(Entries taken from a collection)
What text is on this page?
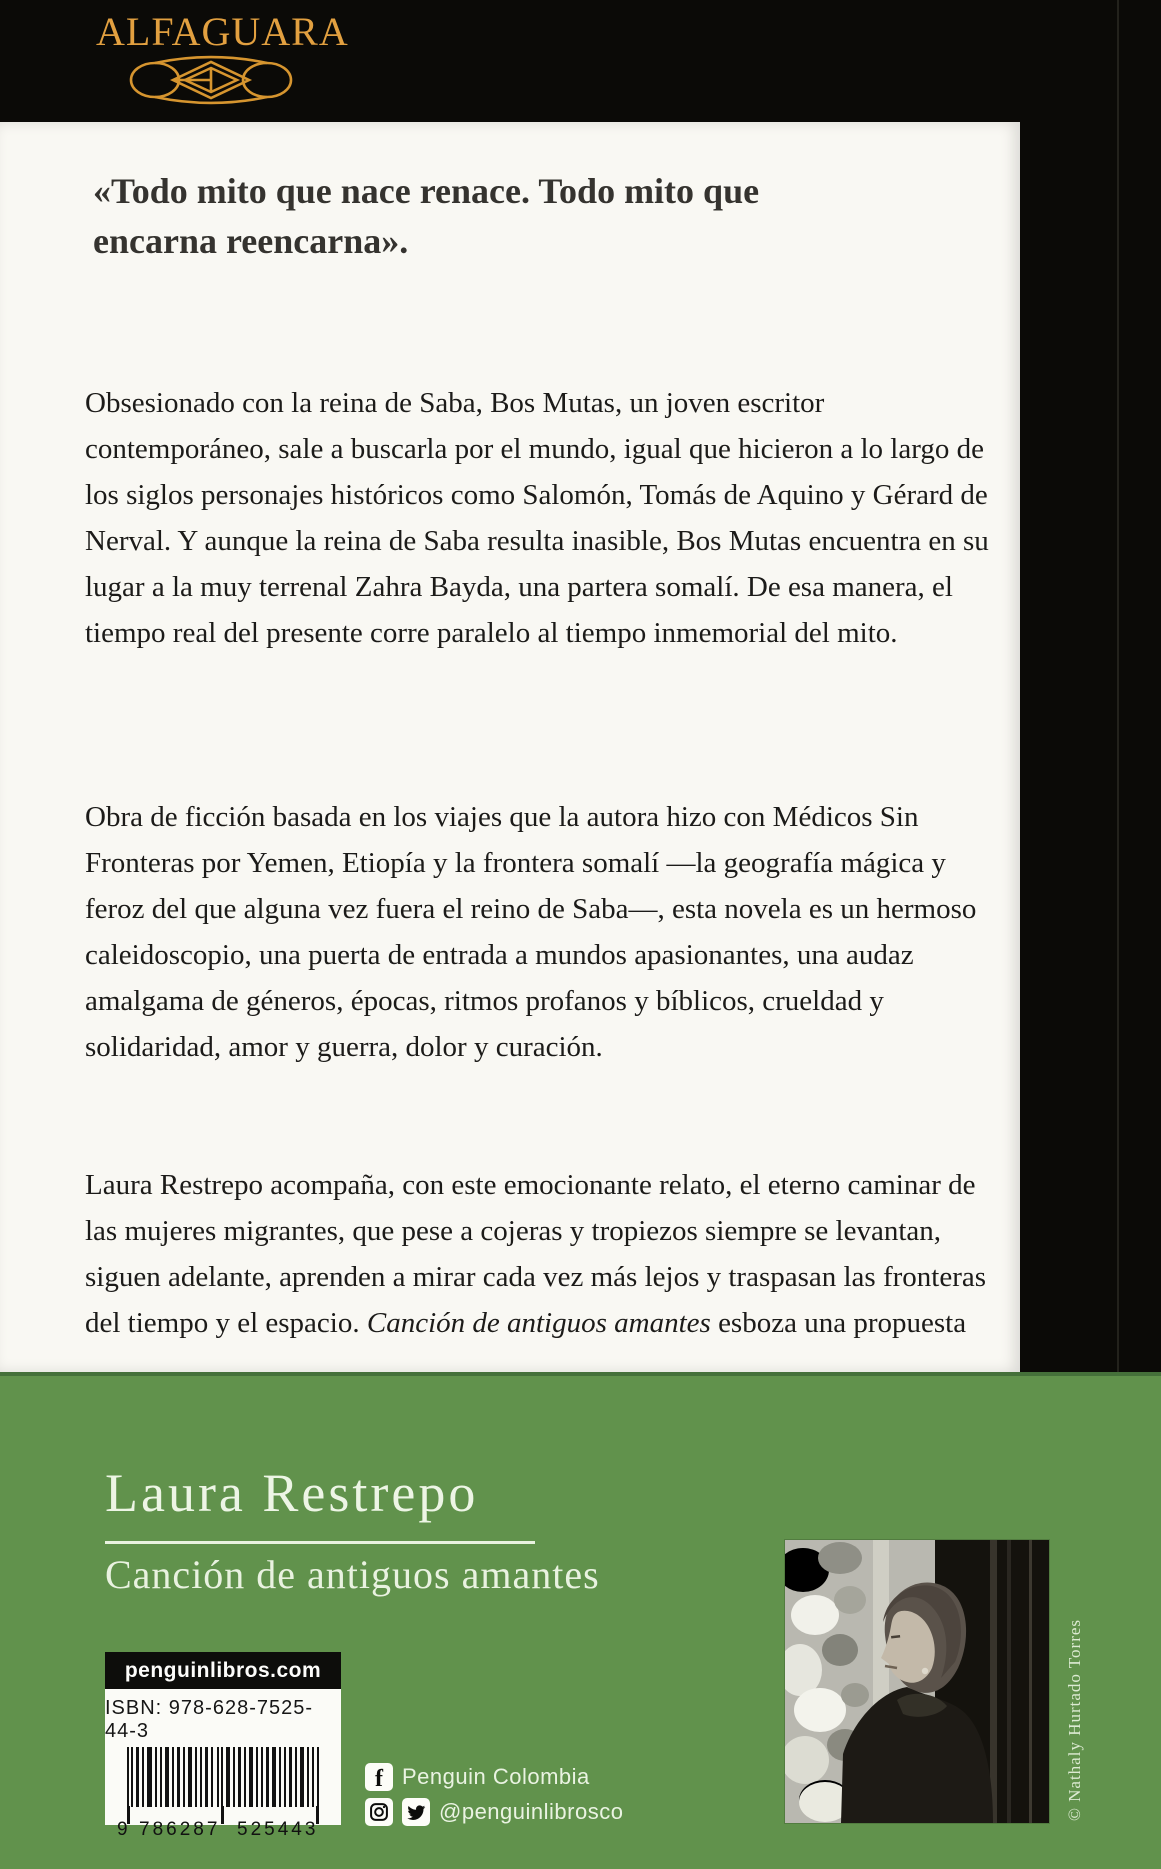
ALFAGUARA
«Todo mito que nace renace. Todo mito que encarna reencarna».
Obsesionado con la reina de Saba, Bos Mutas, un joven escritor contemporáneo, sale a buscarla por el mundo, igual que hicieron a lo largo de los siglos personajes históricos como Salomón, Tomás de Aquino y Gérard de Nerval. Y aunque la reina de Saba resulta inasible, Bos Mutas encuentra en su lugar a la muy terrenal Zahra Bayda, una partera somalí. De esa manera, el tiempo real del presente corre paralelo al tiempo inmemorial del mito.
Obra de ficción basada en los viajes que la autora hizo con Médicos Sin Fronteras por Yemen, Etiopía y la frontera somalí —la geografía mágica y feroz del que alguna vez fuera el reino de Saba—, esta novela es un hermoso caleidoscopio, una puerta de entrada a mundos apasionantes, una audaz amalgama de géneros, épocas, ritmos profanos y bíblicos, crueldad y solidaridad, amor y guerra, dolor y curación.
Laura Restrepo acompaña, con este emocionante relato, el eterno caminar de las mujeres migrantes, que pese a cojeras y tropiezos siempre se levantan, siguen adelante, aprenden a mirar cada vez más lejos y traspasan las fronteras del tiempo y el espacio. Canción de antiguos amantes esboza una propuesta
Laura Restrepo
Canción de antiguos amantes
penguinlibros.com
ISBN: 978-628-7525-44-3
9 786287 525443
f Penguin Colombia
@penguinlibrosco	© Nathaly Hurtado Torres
==
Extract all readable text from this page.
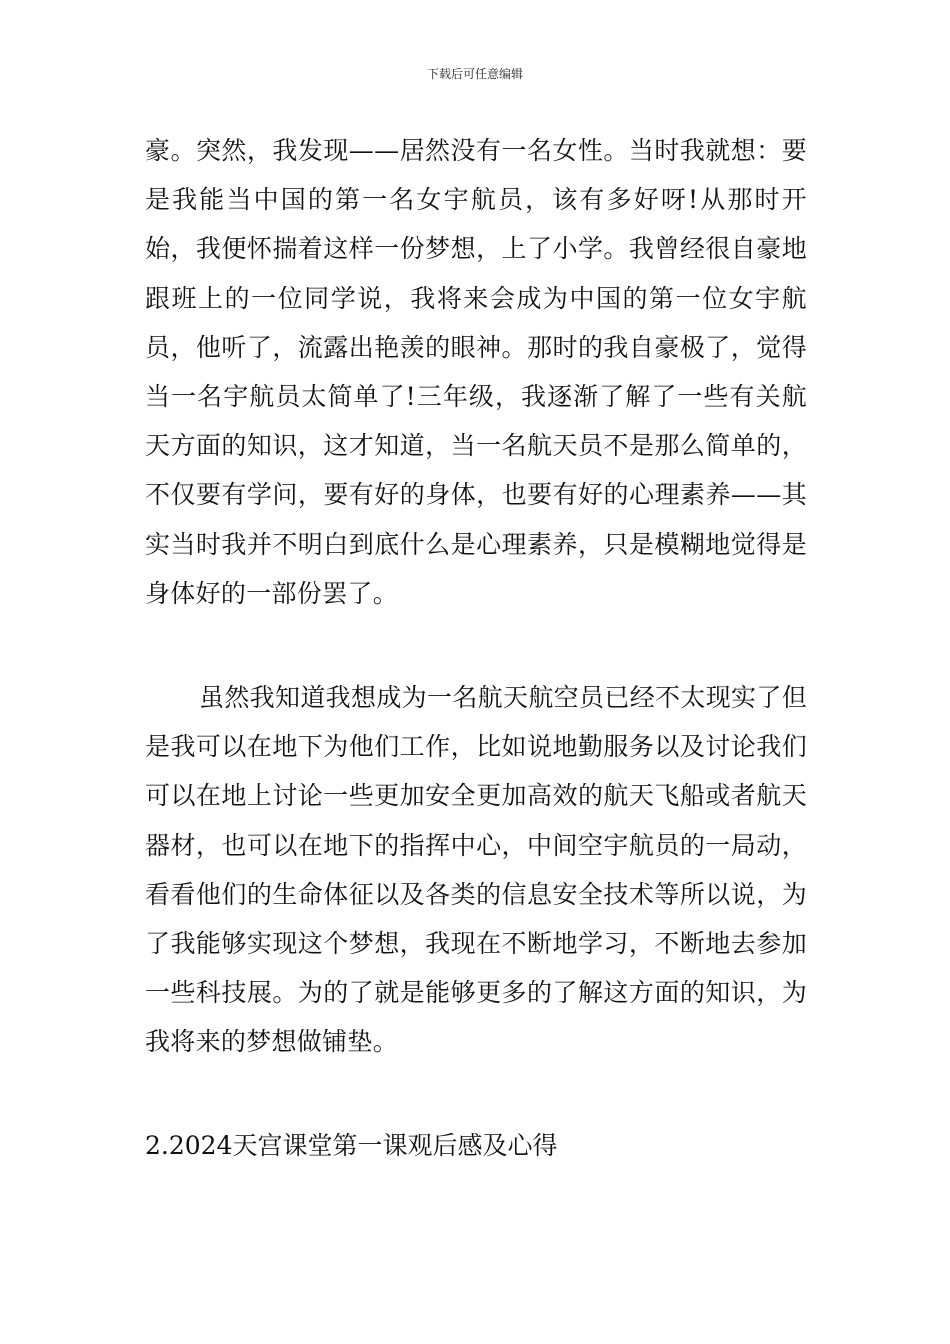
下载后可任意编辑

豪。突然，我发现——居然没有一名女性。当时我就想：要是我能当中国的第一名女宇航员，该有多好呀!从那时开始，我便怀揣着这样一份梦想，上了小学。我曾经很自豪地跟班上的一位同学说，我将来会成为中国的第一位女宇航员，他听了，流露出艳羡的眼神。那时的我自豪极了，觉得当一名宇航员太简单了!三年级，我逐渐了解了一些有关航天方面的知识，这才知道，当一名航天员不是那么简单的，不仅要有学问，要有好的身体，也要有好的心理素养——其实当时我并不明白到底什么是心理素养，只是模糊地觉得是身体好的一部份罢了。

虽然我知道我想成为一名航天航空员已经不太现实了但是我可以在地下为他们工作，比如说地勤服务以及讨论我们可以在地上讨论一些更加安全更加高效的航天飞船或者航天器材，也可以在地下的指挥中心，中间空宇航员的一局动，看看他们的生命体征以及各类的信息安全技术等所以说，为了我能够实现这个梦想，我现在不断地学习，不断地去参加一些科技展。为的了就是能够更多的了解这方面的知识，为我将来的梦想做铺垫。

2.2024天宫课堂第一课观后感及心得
==
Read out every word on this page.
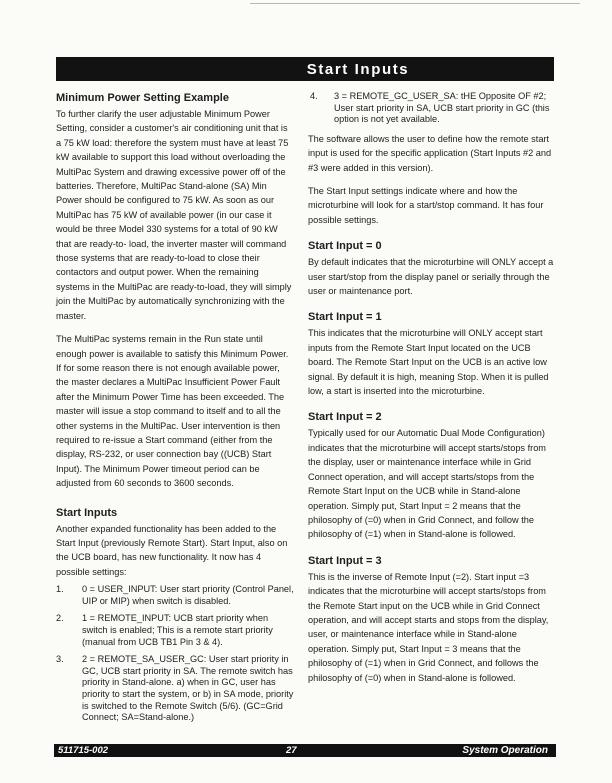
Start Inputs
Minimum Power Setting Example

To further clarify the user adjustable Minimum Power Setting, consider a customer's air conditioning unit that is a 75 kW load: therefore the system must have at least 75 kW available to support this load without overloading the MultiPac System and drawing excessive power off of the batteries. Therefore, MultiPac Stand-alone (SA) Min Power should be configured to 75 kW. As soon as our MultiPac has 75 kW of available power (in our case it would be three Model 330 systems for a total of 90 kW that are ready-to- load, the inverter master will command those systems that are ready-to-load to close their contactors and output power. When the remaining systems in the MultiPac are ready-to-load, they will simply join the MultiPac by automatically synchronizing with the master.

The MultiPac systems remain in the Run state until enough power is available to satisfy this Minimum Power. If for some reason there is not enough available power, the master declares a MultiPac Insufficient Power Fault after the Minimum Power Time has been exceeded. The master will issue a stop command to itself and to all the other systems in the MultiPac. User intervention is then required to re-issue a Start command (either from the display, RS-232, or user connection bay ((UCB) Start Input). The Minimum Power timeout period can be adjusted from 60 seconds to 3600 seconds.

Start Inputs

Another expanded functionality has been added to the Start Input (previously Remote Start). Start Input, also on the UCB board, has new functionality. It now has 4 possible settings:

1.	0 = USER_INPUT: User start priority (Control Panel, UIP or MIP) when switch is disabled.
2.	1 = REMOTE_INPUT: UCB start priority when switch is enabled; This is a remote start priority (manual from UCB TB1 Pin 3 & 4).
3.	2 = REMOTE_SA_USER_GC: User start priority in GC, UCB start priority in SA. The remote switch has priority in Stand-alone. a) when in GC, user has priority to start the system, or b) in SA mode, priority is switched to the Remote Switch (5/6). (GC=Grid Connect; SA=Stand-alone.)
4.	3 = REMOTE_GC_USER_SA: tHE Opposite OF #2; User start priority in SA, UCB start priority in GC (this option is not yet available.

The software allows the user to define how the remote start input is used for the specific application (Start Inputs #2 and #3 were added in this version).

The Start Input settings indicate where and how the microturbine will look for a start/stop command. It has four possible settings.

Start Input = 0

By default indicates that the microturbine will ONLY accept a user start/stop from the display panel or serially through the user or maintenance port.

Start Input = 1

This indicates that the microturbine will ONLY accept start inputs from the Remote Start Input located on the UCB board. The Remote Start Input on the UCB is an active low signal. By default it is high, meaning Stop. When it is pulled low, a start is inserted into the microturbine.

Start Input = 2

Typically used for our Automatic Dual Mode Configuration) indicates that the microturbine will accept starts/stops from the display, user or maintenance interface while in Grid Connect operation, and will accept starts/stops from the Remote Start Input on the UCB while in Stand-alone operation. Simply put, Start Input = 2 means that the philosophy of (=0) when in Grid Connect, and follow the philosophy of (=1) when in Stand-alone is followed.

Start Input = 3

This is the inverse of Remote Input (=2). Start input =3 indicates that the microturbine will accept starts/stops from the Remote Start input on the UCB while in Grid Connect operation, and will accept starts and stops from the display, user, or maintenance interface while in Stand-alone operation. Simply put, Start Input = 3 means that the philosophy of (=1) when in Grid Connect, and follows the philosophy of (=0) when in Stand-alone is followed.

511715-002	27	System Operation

→ **Work to complete**: Select and copy every line from the records that includes the word "antiguos".

→ **Solution to this problem**:
Laura Restrepo acompaña, con este emocionante relato, el eterno caminar de las mujeres migrantes, que pese a cojeras y tropiezos siempre se levantan, siguen adelante, aprenden a mirar cada vez más lejos y traspasan las fronteras del tiempo y el espacio. Canción de antiguos amantes esboza una propuesta
Canción de antiguos amantes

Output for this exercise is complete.